Look through the records below and collect all lines that hold the string "following".

** begin RECORDS FOR PROCESSING **

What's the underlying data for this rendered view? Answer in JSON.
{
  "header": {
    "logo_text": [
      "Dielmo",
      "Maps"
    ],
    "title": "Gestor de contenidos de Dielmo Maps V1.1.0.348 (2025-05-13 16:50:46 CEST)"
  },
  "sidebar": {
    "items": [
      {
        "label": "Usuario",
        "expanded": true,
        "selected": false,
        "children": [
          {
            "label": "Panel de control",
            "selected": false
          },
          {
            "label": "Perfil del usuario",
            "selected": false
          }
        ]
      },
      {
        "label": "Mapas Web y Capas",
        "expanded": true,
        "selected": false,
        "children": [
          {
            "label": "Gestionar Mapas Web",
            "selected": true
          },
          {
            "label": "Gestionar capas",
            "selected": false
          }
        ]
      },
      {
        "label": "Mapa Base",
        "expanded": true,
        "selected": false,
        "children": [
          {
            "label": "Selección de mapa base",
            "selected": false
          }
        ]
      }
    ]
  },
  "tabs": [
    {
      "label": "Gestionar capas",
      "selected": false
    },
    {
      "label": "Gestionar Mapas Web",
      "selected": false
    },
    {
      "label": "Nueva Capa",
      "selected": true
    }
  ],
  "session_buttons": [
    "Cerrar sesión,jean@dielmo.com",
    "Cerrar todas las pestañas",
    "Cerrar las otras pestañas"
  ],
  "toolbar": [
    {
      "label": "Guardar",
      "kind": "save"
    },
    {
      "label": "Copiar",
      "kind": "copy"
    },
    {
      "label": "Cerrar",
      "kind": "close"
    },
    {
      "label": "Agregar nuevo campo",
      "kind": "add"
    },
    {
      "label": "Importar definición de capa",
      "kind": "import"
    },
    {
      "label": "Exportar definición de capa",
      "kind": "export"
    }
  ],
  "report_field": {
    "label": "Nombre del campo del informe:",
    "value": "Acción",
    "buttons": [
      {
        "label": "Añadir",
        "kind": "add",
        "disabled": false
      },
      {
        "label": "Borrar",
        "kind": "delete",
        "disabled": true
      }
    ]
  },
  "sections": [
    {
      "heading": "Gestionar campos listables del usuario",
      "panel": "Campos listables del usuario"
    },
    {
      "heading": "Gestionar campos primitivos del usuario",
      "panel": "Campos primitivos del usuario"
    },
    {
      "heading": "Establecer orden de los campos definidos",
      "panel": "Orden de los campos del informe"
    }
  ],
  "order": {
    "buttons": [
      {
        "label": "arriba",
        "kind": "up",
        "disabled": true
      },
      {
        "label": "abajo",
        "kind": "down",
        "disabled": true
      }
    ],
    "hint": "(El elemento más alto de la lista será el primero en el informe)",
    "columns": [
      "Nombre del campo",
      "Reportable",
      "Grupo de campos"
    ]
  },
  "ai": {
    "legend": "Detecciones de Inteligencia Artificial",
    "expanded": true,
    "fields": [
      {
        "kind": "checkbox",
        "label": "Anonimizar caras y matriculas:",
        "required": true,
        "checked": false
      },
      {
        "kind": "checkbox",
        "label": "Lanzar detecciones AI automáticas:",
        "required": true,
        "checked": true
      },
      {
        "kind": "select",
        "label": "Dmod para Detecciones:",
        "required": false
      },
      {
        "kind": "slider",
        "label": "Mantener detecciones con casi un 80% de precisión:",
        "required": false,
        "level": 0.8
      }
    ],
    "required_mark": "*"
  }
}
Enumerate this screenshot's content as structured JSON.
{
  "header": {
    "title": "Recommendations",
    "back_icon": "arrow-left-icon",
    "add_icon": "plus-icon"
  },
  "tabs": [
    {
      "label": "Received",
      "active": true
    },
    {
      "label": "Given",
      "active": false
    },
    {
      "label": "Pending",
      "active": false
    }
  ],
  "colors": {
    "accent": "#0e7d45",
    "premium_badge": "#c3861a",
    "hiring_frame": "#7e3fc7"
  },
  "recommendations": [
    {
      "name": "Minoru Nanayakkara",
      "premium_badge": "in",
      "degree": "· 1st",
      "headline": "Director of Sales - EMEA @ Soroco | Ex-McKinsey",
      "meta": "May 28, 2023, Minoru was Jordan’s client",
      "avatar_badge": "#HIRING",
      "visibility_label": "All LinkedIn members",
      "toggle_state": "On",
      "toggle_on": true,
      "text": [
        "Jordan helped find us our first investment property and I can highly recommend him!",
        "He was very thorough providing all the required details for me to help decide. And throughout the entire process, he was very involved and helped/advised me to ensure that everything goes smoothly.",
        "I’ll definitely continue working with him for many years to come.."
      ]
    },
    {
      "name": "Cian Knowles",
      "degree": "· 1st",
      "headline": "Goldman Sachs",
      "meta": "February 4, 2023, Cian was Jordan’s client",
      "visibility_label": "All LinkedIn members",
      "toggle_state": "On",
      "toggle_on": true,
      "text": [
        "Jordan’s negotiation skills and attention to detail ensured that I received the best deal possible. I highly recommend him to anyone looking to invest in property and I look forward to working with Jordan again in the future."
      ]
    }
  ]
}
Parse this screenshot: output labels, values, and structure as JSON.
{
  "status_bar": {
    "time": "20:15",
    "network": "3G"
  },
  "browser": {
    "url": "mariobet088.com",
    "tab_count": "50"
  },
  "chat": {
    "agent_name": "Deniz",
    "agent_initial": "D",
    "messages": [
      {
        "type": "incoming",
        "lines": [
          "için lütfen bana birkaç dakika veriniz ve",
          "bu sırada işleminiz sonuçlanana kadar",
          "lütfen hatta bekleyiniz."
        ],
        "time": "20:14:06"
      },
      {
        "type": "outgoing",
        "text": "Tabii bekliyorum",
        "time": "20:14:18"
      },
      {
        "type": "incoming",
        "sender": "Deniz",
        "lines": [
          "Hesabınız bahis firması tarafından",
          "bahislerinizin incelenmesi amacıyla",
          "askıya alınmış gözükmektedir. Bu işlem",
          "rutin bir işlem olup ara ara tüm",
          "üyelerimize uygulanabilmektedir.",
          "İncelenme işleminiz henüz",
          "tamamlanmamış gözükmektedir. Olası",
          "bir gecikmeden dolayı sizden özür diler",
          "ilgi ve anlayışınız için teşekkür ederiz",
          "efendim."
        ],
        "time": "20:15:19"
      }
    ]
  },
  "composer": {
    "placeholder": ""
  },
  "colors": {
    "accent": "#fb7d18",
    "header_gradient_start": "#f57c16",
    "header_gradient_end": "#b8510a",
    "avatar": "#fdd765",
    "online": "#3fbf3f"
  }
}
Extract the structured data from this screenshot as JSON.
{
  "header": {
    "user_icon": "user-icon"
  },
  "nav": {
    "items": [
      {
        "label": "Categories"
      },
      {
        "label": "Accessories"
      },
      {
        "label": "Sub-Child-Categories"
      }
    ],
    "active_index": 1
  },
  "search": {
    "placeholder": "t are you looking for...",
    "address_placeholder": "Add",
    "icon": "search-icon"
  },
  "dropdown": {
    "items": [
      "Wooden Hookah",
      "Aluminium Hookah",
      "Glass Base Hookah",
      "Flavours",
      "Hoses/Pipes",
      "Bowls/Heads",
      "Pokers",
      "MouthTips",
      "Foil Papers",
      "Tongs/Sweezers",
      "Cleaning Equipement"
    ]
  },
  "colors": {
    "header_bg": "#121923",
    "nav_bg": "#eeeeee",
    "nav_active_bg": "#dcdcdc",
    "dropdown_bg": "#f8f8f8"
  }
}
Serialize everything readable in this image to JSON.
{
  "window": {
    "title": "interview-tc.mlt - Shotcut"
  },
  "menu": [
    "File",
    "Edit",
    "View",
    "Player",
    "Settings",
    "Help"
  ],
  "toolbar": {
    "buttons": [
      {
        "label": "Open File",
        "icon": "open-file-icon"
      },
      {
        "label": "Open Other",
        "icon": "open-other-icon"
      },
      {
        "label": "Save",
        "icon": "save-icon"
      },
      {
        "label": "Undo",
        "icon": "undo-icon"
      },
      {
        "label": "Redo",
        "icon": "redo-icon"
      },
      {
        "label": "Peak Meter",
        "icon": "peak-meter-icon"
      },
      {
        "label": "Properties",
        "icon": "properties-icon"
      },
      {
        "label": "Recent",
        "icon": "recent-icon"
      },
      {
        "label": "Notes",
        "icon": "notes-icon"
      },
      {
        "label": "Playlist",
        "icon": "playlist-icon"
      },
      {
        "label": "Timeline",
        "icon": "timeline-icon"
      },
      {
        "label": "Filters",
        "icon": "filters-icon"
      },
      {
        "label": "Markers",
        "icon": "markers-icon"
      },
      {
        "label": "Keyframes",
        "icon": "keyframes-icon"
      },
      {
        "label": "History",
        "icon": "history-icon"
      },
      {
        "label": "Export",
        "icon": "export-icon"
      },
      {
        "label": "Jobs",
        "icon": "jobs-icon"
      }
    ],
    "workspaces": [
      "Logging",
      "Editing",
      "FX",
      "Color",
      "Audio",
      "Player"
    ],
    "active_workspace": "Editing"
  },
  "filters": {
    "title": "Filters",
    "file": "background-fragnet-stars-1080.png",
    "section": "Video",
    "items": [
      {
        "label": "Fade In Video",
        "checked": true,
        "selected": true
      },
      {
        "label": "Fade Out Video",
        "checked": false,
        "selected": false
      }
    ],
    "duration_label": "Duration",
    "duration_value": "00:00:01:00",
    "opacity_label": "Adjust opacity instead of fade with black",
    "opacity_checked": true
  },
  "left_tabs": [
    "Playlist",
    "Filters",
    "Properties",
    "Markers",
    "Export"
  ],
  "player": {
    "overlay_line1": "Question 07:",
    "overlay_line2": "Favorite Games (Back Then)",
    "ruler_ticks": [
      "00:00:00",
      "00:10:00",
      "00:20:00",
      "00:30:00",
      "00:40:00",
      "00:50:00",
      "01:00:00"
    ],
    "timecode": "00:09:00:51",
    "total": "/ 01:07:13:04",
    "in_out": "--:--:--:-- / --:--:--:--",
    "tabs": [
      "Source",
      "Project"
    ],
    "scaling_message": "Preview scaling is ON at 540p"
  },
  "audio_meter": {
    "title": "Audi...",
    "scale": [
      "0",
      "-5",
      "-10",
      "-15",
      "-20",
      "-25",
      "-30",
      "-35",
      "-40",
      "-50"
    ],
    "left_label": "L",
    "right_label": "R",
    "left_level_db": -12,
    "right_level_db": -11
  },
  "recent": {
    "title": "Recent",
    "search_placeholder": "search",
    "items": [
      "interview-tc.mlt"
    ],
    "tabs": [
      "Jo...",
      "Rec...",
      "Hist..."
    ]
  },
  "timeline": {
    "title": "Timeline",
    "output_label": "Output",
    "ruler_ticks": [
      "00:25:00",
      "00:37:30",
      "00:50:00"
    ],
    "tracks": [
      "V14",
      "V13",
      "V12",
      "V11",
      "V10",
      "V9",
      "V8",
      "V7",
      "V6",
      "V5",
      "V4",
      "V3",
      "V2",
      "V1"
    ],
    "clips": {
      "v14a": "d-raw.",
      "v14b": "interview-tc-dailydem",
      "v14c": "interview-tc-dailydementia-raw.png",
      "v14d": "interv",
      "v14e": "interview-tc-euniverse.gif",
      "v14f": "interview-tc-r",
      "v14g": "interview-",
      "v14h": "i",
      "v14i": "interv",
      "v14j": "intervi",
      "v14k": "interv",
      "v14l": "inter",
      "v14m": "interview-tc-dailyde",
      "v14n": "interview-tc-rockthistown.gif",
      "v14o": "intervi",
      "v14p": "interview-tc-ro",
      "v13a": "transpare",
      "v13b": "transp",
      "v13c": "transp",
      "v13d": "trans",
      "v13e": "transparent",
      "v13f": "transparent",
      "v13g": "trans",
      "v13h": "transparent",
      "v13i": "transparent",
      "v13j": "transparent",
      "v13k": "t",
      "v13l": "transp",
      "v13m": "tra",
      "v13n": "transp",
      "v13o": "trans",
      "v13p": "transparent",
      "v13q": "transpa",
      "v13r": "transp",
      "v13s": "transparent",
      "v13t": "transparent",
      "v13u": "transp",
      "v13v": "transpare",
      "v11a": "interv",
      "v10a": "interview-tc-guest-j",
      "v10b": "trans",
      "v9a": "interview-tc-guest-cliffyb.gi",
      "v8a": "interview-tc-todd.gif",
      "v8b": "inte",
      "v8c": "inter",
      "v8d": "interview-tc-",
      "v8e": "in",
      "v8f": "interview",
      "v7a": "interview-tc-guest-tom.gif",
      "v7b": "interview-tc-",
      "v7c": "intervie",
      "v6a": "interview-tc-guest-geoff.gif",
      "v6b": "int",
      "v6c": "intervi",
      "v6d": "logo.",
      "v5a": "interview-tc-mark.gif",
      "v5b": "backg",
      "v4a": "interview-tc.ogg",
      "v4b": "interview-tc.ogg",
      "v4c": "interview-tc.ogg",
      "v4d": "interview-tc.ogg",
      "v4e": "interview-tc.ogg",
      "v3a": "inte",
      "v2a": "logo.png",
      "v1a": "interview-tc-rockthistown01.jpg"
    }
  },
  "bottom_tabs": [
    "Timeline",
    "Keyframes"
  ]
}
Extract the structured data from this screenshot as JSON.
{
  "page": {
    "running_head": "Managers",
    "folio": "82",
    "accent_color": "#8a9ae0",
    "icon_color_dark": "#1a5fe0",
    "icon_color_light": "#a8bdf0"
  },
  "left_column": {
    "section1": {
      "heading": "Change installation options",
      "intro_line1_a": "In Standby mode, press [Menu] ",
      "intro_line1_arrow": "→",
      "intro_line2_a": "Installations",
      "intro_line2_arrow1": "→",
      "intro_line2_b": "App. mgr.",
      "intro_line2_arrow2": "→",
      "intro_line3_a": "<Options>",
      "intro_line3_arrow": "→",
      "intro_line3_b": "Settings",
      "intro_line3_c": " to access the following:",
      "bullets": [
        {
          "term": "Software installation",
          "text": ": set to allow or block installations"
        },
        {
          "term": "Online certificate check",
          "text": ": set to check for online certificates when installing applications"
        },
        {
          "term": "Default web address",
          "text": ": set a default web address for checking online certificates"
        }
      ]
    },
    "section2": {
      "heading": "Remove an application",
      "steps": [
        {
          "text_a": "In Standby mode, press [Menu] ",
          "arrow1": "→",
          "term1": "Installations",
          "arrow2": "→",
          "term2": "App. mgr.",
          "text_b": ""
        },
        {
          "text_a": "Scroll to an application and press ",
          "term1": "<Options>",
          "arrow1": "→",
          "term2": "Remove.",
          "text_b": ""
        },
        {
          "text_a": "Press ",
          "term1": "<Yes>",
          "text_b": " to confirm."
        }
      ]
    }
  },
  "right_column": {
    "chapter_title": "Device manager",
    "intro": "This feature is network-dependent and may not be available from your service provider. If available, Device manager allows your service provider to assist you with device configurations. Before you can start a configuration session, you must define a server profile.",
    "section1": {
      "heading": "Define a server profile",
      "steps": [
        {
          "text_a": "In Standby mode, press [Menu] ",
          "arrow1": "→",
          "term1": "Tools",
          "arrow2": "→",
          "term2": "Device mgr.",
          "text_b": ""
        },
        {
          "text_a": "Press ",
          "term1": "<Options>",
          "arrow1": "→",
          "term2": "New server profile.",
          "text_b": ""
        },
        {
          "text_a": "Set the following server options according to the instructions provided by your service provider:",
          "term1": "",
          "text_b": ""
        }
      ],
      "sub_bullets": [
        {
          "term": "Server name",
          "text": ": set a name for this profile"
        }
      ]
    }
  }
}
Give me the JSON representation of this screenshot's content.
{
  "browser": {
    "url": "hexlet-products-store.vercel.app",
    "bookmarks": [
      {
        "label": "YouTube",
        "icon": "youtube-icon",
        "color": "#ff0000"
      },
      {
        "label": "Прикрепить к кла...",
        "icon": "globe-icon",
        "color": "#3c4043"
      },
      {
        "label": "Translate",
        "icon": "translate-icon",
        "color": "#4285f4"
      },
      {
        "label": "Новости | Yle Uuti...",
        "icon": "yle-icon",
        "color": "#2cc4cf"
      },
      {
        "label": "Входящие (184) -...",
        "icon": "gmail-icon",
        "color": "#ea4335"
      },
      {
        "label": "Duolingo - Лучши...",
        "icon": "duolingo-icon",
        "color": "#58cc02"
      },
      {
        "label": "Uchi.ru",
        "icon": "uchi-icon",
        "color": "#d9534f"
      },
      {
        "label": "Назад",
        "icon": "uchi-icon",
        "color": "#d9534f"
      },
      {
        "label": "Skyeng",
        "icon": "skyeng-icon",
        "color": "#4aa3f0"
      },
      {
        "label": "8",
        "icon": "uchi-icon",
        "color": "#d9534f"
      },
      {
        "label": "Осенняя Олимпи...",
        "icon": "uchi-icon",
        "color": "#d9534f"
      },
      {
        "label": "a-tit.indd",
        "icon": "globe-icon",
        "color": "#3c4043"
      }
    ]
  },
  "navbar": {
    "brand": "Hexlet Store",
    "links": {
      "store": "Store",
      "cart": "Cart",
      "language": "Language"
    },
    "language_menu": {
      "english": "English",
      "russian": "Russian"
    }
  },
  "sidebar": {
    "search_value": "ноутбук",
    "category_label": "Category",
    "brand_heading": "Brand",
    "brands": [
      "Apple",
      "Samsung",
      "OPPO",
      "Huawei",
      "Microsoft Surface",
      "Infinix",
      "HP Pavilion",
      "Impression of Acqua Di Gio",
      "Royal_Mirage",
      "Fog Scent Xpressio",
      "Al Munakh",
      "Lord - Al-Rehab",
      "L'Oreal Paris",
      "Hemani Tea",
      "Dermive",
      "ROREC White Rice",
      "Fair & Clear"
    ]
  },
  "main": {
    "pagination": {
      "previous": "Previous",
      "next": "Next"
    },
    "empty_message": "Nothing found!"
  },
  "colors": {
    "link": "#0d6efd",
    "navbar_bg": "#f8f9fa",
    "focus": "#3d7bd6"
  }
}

** end RECORDS FOR PROCESSING **

## RESPONSE TO THIS EXERCISE
      "intro_line3_c": " to access the following:",
          "text_a": "Set the following server options according to the instructions provided by your service provider:",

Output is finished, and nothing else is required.